List each line of the data that holds the string "在这些地区", please.

[Part of a data file]
— begin —

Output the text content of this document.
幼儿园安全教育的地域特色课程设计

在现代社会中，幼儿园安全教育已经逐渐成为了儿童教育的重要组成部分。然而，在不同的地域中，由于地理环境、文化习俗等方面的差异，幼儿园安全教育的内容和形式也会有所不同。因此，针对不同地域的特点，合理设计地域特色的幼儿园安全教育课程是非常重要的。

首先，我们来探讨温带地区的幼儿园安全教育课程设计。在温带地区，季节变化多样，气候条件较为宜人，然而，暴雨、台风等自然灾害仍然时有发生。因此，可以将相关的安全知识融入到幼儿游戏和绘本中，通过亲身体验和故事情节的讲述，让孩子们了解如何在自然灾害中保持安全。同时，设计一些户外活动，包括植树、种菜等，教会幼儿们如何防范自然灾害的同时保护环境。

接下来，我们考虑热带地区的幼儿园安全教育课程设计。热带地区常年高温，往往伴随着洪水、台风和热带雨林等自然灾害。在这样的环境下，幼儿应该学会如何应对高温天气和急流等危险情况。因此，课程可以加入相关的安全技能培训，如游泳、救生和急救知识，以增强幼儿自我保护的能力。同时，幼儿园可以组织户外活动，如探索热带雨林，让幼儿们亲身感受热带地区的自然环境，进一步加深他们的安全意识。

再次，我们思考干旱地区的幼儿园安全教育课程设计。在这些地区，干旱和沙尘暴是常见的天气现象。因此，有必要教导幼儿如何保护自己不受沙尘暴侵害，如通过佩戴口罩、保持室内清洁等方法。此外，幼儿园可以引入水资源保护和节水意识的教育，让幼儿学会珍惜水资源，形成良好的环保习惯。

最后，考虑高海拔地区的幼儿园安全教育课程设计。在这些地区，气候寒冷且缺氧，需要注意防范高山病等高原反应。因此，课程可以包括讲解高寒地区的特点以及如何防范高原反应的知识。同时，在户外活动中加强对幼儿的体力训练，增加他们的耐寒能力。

— end —

Solved problem:
再次，我们思考干旱地区的幼儿园安全教育课程设计。在这些地区，干旱和沙尘暴是常见的天气现象。因此，有必要教导幼儿如何保护自己不受沙尘暴侵害，如通过佩戴口罩、保持室内清洁等方法。此外，幼儿园可以引入水资源保护和节水意识的教育，让幼儿学会珍惜水资源，形成良好的环保习惯。
最后，考虑高海拔地区的幼儿园安全教育课程设计。在这些地区，气候寒冷且缺氧，需要注意防范高山病等高原反应。因此，课程可以包括讲解高寒地区的特点以及如何防范高原反应的知识。同时，在户外活动中加强对幼儿的体力训练，增加他们的耐寒能力。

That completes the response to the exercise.